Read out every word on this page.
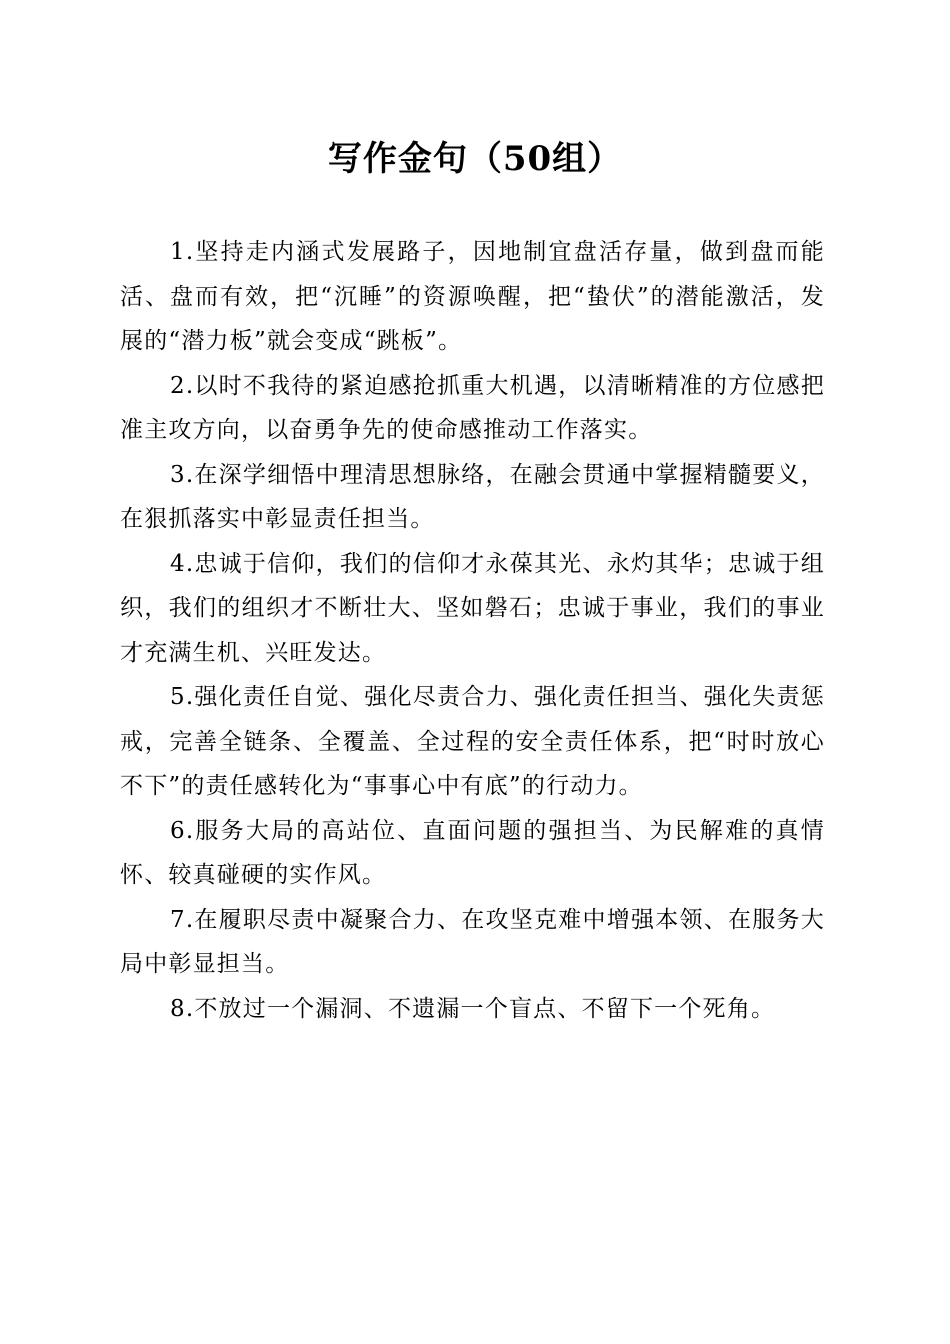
写作金句（50组）

1.坚持走内涵式发展路子，因地制宜盘活存量，做到盘而能活、盘而有效，把“沉睡”的资源唤醒，把“蛰伏”的潜能激活，发展的“潜力板”就会变成“跳板”。

2.以时不我待的紧迫感抢抓重大机遇，以清晰精准的方位感把准主攻方向，以奋勇争先的使命感推动工作落实。

3.在深学细悟中理清思想脉络，在融会贯通中掌握精髓要义，在狠抓落实中彰显责任担当。

4.忠诚于信仰，我们的信仰才永葆其光、永灼其华；忠诚于组织，我们的组织才不断壮大、坚如磐石；忠诚于事业，我们的事业才充满生机、兴旺发达。

5.强化责任自觉、强化尽责合力、强化责任担当、强化失责惩戒，完善全链条、全覆盖、全过程的安全责任体系，把“时时放心不下”的责任感转化为“事事心中有底”的行动力。

6.服务大局的高站位、直面问题的强担当、为民解难的真情怀、较真碰硬的实作风。

7.在履职尽责中凝聚合力、在攻坚克难中增强本领、在服务大局中彰显担当。

8.不放过一个漏洞、不遗漏一个盲点、不留下一个死角。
━━━━━━━━━━━━━━━━
→ **WHAT THE TASK ASKS**
Repeat all of the data above word for word, minus the pictures.

→ **REPLY TO THE TASK**
Read out every word on this page.
写作金句（50组）

1.坚持走内涵式发展路子，因地制宜盘活存量，做到盘而能活、盘而有效，把“沉睡”的资源唤醒，把“蛰伏”的潜能激活，发展的“潜力板”就会变成“跳板”。

2.以时不我待的紧迫感抢抓重大机遇，以清晰精准的方位感把准主攻方向，以奋勇争先的使命感推动工作落实。

3.在深学细悟中理清思想脉络，在融会贯通中掌握精髓要义，在狠抓落实中彰显责任担当。

4.忠诚于信仰，我们的信仰才永葆其光、永灼其华；忠诚于组织，我们的组织才不断壮大、坚如磐石；忠诚于事业，我们的事业才充满生机、兴旺发达。

5.强化责任自觉、强化尽责合力、强化责任担当、强化失责惩戒，完善全链条、全覆盖、全过程的安全责任体系，把“时时放心不下”的责任感转化为“事事心中有底”的行动力。

6.服务大局的高站位、直面问题的强担当、为民解难的真情怀、较真碰硬的实作风。

7.在履职尽责中凝聚合力、在攻坚克难中增强本领、在服务大局中彰显担当。

8.不放过一个漏洞、不遗漏一个盲点、不留下一个死角。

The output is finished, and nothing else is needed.